* What needs to be done
Where does the string "text" appear in the records? Copy every line that contains it.

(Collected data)
═══

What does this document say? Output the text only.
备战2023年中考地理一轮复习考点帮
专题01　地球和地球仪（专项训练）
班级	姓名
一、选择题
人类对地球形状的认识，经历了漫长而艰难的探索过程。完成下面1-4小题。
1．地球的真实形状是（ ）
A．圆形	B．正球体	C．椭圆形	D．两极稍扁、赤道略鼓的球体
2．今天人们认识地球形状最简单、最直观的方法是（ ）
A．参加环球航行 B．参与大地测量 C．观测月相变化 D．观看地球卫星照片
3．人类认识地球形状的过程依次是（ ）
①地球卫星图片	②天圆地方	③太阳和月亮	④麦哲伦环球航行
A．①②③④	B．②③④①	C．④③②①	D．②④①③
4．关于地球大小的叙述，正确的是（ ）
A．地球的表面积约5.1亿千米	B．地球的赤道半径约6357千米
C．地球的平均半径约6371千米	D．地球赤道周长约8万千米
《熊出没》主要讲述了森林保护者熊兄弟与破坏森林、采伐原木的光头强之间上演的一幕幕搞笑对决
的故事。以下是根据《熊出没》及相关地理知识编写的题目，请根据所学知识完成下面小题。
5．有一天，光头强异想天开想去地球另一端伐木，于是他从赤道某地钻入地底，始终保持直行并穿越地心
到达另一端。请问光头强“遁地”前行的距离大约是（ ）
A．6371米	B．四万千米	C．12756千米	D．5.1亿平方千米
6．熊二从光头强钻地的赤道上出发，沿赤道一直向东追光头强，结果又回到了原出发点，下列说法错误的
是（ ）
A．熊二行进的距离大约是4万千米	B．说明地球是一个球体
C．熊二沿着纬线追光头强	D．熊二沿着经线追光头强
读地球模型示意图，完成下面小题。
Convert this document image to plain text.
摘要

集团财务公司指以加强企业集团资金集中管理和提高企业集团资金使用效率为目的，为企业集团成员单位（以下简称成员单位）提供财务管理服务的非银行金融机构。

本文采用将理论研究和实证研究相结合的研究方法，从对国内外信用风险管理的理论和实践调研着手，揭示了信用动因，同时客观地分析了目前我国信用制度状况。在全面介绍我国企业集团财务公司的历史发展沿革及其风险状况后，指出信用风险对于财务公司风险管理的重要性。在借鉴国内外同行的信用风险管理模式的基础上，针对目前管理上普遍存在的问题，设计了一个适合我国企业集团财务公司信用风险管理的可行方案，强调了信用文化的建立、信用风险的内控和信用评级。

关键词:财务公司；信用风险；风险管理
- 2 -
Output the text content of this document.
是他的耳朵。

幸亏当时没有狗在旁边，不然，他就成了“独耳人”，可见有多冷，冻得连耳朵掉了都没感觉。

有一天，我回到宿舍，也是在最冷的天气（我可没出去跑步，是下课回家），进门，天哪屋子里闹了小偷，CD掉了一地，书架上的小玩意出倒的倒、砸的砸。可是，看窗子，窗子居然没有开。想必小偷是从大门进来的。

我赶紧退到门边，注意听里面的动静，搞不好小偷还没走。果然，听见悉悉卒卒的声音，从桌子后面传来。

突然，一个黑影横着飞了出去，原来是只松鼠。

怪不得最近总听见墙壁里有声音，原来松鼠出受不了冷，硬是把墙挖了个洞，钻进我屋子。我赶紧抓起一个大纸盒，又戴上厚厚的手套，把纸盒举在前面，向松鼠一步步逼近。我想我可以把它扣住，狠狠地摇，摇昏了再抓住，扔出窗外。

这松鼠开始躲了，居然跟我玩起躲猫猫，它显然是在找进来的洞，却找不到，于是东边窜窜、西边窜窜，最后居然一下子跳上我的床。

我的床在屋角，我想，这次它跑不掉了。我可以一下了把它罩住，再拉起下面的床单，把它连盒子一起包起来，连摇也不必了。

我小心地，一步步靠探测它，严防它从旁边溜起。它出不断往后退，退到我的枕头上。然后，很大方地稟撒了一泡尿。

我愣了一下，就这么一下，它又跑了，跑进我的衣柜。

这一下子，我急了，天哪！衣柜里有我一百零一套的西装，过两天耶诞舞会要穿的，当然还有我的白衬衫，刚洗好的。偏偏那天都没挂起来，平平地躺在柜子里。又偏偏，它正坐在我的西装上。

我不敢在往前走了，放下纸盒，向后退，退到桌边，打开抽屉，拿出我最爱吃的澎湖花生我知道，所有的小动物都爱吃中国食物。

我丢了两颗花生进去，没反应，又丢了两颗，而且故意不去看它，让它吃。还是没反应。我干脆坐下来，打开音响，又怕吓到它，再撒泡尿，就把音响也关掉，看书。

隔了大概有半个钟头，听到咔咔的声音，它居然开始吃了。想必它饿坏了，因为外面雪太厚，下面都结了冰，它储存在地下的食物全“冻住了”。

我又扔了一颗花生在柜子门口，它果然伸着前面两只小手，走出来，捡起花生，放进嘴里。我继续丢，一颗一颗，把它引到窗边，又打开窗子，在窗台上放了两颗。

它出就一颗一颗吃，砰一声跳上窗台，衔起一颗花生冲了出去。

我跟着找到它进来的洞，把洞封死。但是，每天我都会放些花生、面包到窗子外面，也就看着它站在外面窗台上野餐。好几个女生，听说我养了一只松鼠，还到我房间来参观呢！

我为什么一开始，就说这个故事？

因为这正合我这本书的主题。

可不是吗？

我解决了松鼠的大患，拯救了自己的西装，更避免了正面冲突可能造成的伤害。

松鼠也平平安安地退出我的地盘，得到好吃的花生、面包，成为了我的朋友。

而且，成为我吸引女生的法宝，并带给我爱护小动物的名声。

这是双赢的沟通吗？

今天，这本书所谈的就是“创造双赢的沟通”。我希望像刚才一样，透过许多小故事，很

═══

* Exercise output
What does this document say? Output the text only.
Convert this document image to plain text.
Output the text content of this document.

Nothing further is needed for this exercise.